[Dataset rows about figures]
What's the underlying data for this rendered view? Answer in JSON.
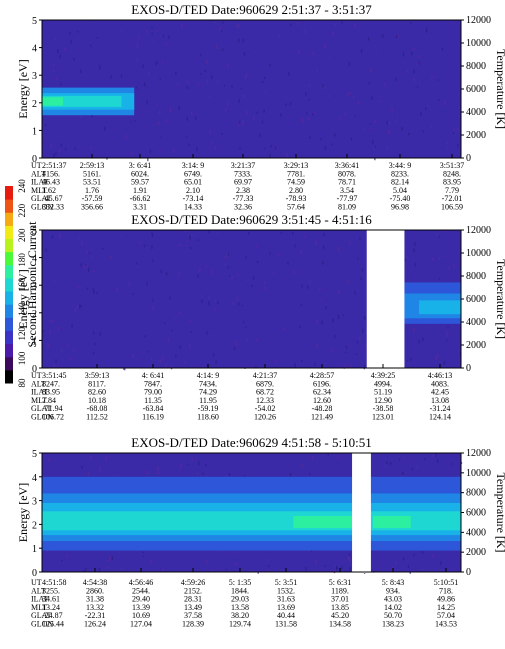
{
  "colorbar": {
    "label": "Second Harmonic Current",
    "ticks": [
      "80",
      "100",
      "120",
      "140",
      "160",
      "180",
      "200",
      "220",
      "240"
    ],
    "colors": [
      "#000000",
      "#3b0a5c",
      "#4b1aa8",
      "#3a33c6",
      "#2d56d9",
      "#1f86e6",
      "#18b2e8",
      "#1ed6d2",
      "#2cf0a0",
      "#4cf83a",
      "#b8f21c",
      "#f2ea14",
      "#f5a915",
      "#ee5413",
      "#e81b10"
    ]
  },
  "chart_data": [
    {
      "type": "heatmap",
      "title": "EXOS-D/TED   Date:960629  2:51:37 - 3:51:37",
      "ylabel": "Energy [eV]",
      "y2label": "Temperature [K]",
      "ylim": [
        0,
        5
      ],
      "y2lim": [
        0,
        12000
      ],
      "yticks": [
        "0",
        "1",
        "2",
        "3",
        "4",
        "5"
      ],
      "y2ticks": [
        "0",
        "2000",
        "4000",
        "6000",
        "8000",
        "10000",
        "12000"
      ],
      "background_color": "#3a2aa8",
      "gaps": [],
      "bands": [
        {
          "x0": 0.0,
          "x1": 0.22,
          "y0": 1.55,
          "y1": 2.55,
          "color": "#1f86e6"
        },
        {
          "x0": 0.0,
          "x1": 0.22,
          "y0": 1.75,
          "y1": 2.35,
          "color": "#18b2e8"
        },
        {
          "x0": 0.0,
          "x1": 0.19,
          "y0": 1.85,
          "y1": 2.25,
          "color": "#1ed6d2"
        },
        {
          "x0": 0.0,
          "x1": 0.05,
          "y0": 1.9,
          "y1": 2.2,
          "color": "#2cf0a0"
        }
      ],
      "table": {
        "labels": [
          "UT",
          "ALT",
          "ILAT",
          "MLT",
          "GLAT",
          "GLON"
        ],
        "columns": [
          [
            "2:51:37",
            "4156.",
            "46.43",
            "1.62",
            "-45.67",
            "352.33"
          ],
          [
            "2:59:13",
            "5161.",
            "53.51",
            "1.76",
            "-57.59",
            "356.66"
          ],
          [
            "3: 6:41",
            "6024.",
            "59.57",
            "1.91",
            "-66.62",
            "3.31"
          ],
          [
            "3:14: 9",
            "6749.",
            "65.01",
            "2.10",
            "-73.14",
            "14.33"
          ],
          [
            "3:21:37",
            "7333.",
            "69.97",
            "2.38",
            "-77.33",
            "32.36"
          ],
          [
            "3:29:13",
            "7781.",
            "74.59",
            "2.80",
            "-78.93",
            "57.64"
          ],
          [
            "3:36:41",
            "8078.",
            "78.71",
            "3.54",
            "-77.97",
            "81.09"
          ],
          [
            "3:44: 9",
            "8233.",
            "82.14",
            "5.04",
            "-75.40",
            "96.98"
          ],
          [
            "3:51:37",
            "8248.",
            "83.95",
            "7.79",
            "-72.01",
            "106.59"
          ]
        ]
      }
    },
    {
      "type": "heatmap",
      "title": "EXOS-D/TED   Date:960629  3:51:45 - 4:51:16",
      "ylabel": "Energy [eV]",
      "y2label": "Temperature [K]",
      "ylim": [
        0,
        5
      ],
      "y2lim": [
        0,
        12000
      ],
      "yticks": [
        "0",
        "1",
        "2",
        "3",
        "4",
        "5"
      ],
      "y2ticks": [
        "0",
        "2000",
        "4000",
        "6000",
        "8000",
        "10000",
        "12000"
      ],
      "background_color": "#3a2aa8",
      "gaps": [
        {
          "x0": 0.775,
          "x1": 0.865
        }
      ],
      "bands": [
        {
          "x0": 0.865,
          "x1": 1.0,
          "y0": 1.6,
          "y1": 3.1,
          "color": "#2d56d9"
        },
        {
          "x0": 0.865,
          "x1": 1.0,
          "y0": 1.8,
          "y1": 2.7,
          "color": "#1f86e6"
        },
        {
          "x0": 0.9,
          "x1": 1.0,
          "y0": 1.95,
          "y1": 2.45,
          "color": "#18b2e8"
        }
      ],
      "table": {
        "labels": [
          "UT",
          "ALT",
          "ILAT",
          "MLT",
          "GLAT",
          "GLON"
        ],
        "columns": [
          [
            "3:51:45",
            "8247.",
            "83.95",
            "7.84",
            "-71.94",
            "106.72"
          ],
          [
            "3:59:13",
            "8117.",
            "82.60",
            "10.18",
            "-68.08",
            "112.52"
          ],
          [
            "4: 6:41",
            "7847.",
            "79.00",
            "11.35",
            "-63.84",
            "116.19"
          ],
          [
            "4:14: 9",
            "7434.",
            "74.29",
            "11.95",
            "-59.19",
            "118.60"
          ],
          [
            "4:21:37",
            "6879.",
            "68.72",
            "12.33",
            "-54.02",
            "120.26"
          ],
          [
            "4:28:57",
            "6196.",
            "62.34",
            "12.60",
            "-48.28",
            "121.49"
          ],
          [
            "4:39:25",
            "4994.",
            "51.19",
            "12.90",
            "-38.58",
            "123.01"
          ],
          [
            "4:46:13",
            "4083.",
            "42.45",
            "13.08",
            "-31.24",
            "124.14"
          ]
        ]
      }
    },
    {
      "type": "heatmap",
      "title": "EXOS-D/TED   Date:960629  4:51:58 - 5:10:51",
      "ylabel": "Energy [eV]",
      "y2label": "Temperature [K]",
      "ylim": [
        0,
        5
      ],
      "y2lim": [
        0,
        12000
      ],
      "yticks": [
        "0",
        "1",
        "2",
        "3",
        "4",
        "5"
      ],
      "y2ticks": [
        "0",
        "2000",
        "4000",
        "6000",
        "8000",
        "10000",
        "12000"
      ],
      "background_color": "#3a2aa8",
      "gaps": [
        {
          "x0": 0.74,
          "x1": 0.785
        }
      ],
      "bands": [
        {
          "x0": 0.0,
          "x1": 1.0,
          "y0": 0.9,
          "y1": 4.0,
          "color": "#2d56d9"
        },
        {
          "x0": 0.0,
          "x1": 1.0,
          "y0": 1.3,
          "y1": 3.3,
          "color": "#1f86e6"
        },
        {
          "x0": 0.0,
          "x1": 1.0,
          "y0": 1.55,
          "y1": 2.9,
          "color": "#18b2e8"
        },
        {
          "x0": 0.0,
          "x1": 1.0,
          "y0": 1.75,
          "y1": 2.55,
          "color": "#1ed6d2"
        },
        {
          "x0": 0.6,
          "x1": 0.74,
          "y0": 1.85,
          "y1": 2.35,
          "color": "#2cf0a0"
        },
        {
          "x0": 0.79,
          "x1": 0.88,
          "y0": 1.85,
          "y1": 2.35,
          "color": "#2cf0a0"
        }
      ],
      "table": {
        "labels": [
          "UT",
          "ALT",
          "ILAT",
          "MLT",
          "GLAT",
          "GLON"
        ],
        "columns": [
          [
            "4:51:58",
            "3255.",
            "34.61",
            "13.24",
            "-24.87",
            "125.44"
          ],
          [
            "4:54:38",
            "2860.",
            "31.38",
            "13.32",
            "-22.31",
            "126.24"
          ],
          [
            "4:56:46",
            "2544.",
            "29.40",
            "13.39",
            "10.69",
            "127.04"
          ],
          [
            "4:59:26",
            "2152.",
            "28.31",
            "13.49",
            "37.58",
            "128.39"
          ],
          [
            "5: 1:35",
            "1844.",
            "29.03",
            "13.58",
            "38.20",
            "129.74"
          ],
          [
            "5: 3:51",
            "1532.",
            "31.63",
            "13.69",
            "40.44",
            "131.58"
          ],
          [
            "5: 6:31",
            "1189.",
            "37.01",
            "13.85",
            "45.20",
            "134.58"
          ],
          [
            "5: 8:43",
            "934.",
            "43.03",
            "14.02",
            "50.70",
            "138.23"
          ],
          [
            "5:10:51",
            "718.",
            "49.86",
            "14.25",
            "57.04",
            "143.53"
          ]
        ]
      }
    }
  ]
}
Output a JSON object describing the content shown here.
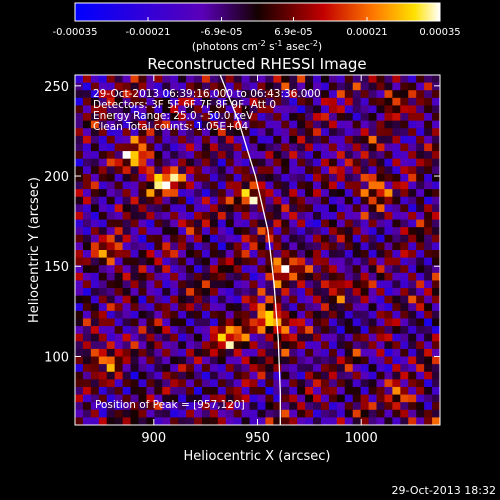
{
  "chart_data": {
    "type": "heatmap",
    "title": "Reconstructed RHESSI Image",
    "xlabel": "Heliocentric X (arcsec)",
    "ylabel": "Heliocentric Y (arcsec)",
    "xlim": [
      862,
      1038
    ],
    "ylim": [
      62,
      256
    ],
    "x_ticks": [
      900,
      950,
      1000
    ],
    "y_ticks": [
      100,
      150,
      200,
      250
    ],
    "colorbar": {
      "range": [
        -0.00035,
        0.00035
      ],
      "tick_labels": [
        "-0.00035",
        "-0.00021",
        "-6.9e-05",
        "6.9e-05",
        "0.00021",
        "0.00035"
      ],
      "unit_line": "(photons cm",
      "unit_exp1": "-2",
      "unit_mid": " s",
      "unit_exp2": "-1",
      "unit_end": " asec",
      "unit_exp3": "-2",
      "unit_close": ")"
    },
    "annotations": {
      "time_range": "29-Oct-2013 06:39:16.000 to 06:43:36.000",
      "detectors": "Detectors: 3F 5F 6F 7F 8F 9F, Att 0",
      "energy": "Energy Range: 25.0 - 50.0 keV",
      "clean": "Clean     Total counts: 1.05E+04",
      "peak": "Position of Peak = [957,120]"
    },
    "peak": [
      957,
      120
    ],
    "bright_sources": [
      {
        "x": 957,
        "y": 120,
        "level": 1.0
      },
      {
        "x": 962,
        "y": 150,
        "level": 0.85
      },
      {
        "x": 905,
        "y": 197,
        "level": 0.8
      },
      {
        "x": 892,
        "y": 210,
        "level": 0.7
      },
      {
        "x": 948,
        "y": 188,
        "level": 0.65
      },
      {
        "x": 1005,
        "y": 195,
        "level": 0.6
      },
      {
        "x": 938,
        "y": 110,
        "level": 0.6
      },
      {
        "x": 875,
        "y": 100,
        "level": 0.5
      },
      {
        "x": 1015,
        "y": 245,
        "level": 0.45
      },
      {
        "x": 1020,
        "y": 75,
        "level": 0.55
      },
      {
        "x": 985,
        "y": 140,
        "level": 0.45
      },
      {
        "x": 880,
        "y": 158,
        "level": 0.45
      }
    ],
    "limb_curve": [
      [
        932,
        256
      ],
      [
        941,
        230
      ],
      [
        949,
        200
      ],
      [
        955,
        170
      ],
      [
        958,
        140
      ],
      [
        960,
        110
      ],
      [
        961,
        80
      ],
      [
        961,
        62
      ]
    ],
    "grid": false,
    "footer": "29-Oct-2013 18:32"
  }
}
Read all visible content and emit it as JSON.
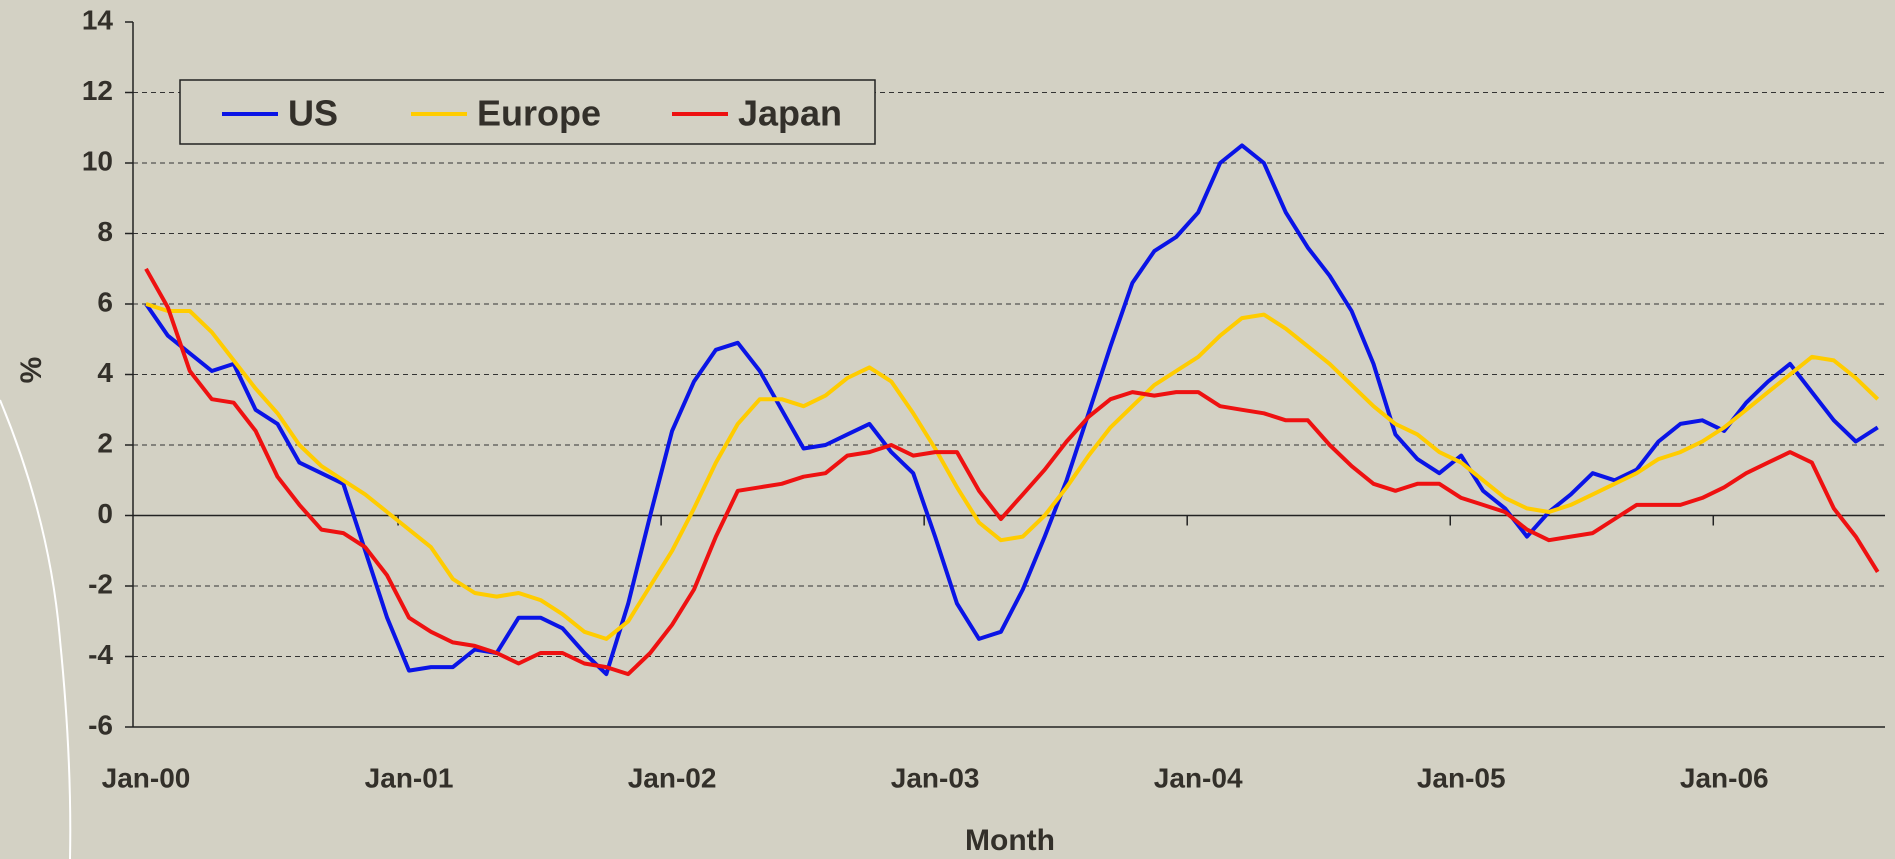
{
  "chart_data": {
    "type": "line",
    "x_label": "Month",
    "y_label": "%",
    "categories": [
      "Jan-00",
      null,
      null,
      null,
      null,
      null,
      null,
      null,
      null,
      null,
      null,
      null,
      "Jan-01",
      null,
      null,
      null,
      null,
      null,
      null,
      null,
      null,
      null,
      null,
      null,
      "Jan-02",
      null,
      null,
      null,
      null,
      null,
      null,
      null,
      null,
      null,
      null,
      null,
      "Jan-03",
      null,
      null,
      null,
      null,
      null,
      null,
      null,
      null,
      null,
      null,
      null,
      "Jan-04",
      null,
      null,
      null,
      null,
      null,
      null,
      null,
      null,
      null,
      null,
      null,
      "Jan-05",
      null,
      null,
      null,
      null,
      null,
      null,
      null,
      null,
      null,
      null,
      null,
      "Jan-06",
      null,
      null,
      null,
      null,
      null,
      null,
      null
    ],
    "series": [
      {
        "name": "US",
        "color": "#0a14e6",
        "values": [
          6.0,
          5.1,
          4.6,
          4.1,
          4.3,
          3.0,
          2.6,
          1.5,
          1.2,
          0.9,
          -1.0,
          -2.9,
          -4.4,
          -4.3,
          -4.3,
          -3.8,
          -3.9,
          -2.9,
          -2.9,
          -3.2,
          -3.9,
          -4.5,
          -2.5,
          0.0,
          2.4,
          3.8,
          4.7,
          4.9,
          4.1,
          3.0,
          1.9,
          2.0,
          2.3,
          2.6,
          1.8,
          1.2,
          -0.6,
          -2.5,
          -3.5,
          -3.3,
          -2.1,
          -0.6,
          1.0,
          2.9,
          4.8,
          6.6,
          7.5,
          7.9,
          8.6,
          10.0,
          10.5,
          10.0,
          8.6,
          7.6,
          6.8,
          5.8,
          4.3,
          2.3,
          1.6,
          1.2,
          1.7,
          0.7,
          0.2,
          -0.6,
          0.1,
          0.6,
          1.2,
          1.0,
          1.3,
          2.1,
          2.6,
          2.7,
          2.4,
          3.2,
          3.8,
          4.3,
          3.5,
          2.7,
          2.1,
          2.5
        ]
      },
      {
        "name": "Europe",
        "color": "#ffcc00",
        "values": [
          6.0,
          5.8,
          5.8,
          5.2,
          4.4,
          3.6,
          2.9,
          2.0,
          1.4,
          1.0,
          0.6,
          0.1,
          -0.4,
          -0.9,
          -1.8,
          -2.2,
          -2.3,
          -2.2,
          -2.4,
          -2.8,
          -3.3,
          -3.5,
          -3.0,
          -2.0,
          -1.0,
          0.2,
          1.5,
          2.6,
          3.3,
          3.3,
          3.1,
          3.4,
          3.9,
          4.2,
          3.8,
          2.9,
          1.9,
          0.8,
          -0.2,
          -0.7,
          -0.6,
          0.0,
          0.8,
          1.7,
          2.5,
          3.1,
          3.7,
          4.1,
          4.5,
          5.1,
          5.6,
          5.7,
          5.3,
          4.8,
          4.3,
          3.7,
          3.1,
          2.6,
          2.3,
          1.8,
          1.5,
          1.0,
          0.5,
          0.2,
          0.1,
          0.3,
          0.6,
          0.9,
          1.2,
          1.6,
          1.8,
          2.1,
          2.5,
          3.0,
          3.5,
          4.0,
          4.5,
          4.4,
          3.9,
          3.3
        ]
      },
      {
        "name": "Japan",
        "color": "#ee1111",
        "values": [
          7.0,
          5.9,
          4.1,
          3.3,
          3.2,
          2.4,
          1.1,
          0.3,
          -0.4,
          -0.5,
          -0.9,
          -1.7,
          -2.9,
          -3.3,
          -3.6,
          -3.7,
          -3.9,
          -4.2,
          -3.9,
          -3.9,
          -4.2,
          -4.3,
          -4.5,
          -3.9,
          -3.1,
          -2.1,
          -0.6,
          0.7,
          0.8,
          0.9,
          1.1,
          1.2,
          1.7,
          1.8,
          2.0,
          1.7,
          1.8,
          1.8,
          0.7,
          -0.1,
          0.6,
          1.3,
          2.1,
          2.8,
          3.3,
          3.5,
          3.4,
          3.5,
          3.5,
          3.1,
          3.0,
          2.9,
          2.7,
          2.7,
          2.0,
          1.4,
          0.9,
          0.7,
          0.9,
          0.9,
          0.5,
          0.3,
          0.1,
          -0.4,
          -0.7,
          -0.6,
          -0.5,
          -0.1,
          0.3,
          0.3,
          0.3,
          0.5,
          0.8,
          1.2,
          1.5,
          1.8,
          1.5,
          0.2,
          -0.6,
          -1.6
        ]
      }
    ],
    "ylim": [
      -6,
      14
    ],
    "yticks": [
      -6,
      -4,
      -2,
      0,
      2,
      4,
      6,
      8,
      10,
      12,
      14
    ],
    "grid": true,
    "legend": "upper left"
  }
}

> Job
From the entries above, copy every line containing the word "JSON".

> Response for this exercise
What's the underlying data for this rendered view? Answer in JSON.
Output a JSON object describing the content shown here.
Read all visible content and emit it as JSON.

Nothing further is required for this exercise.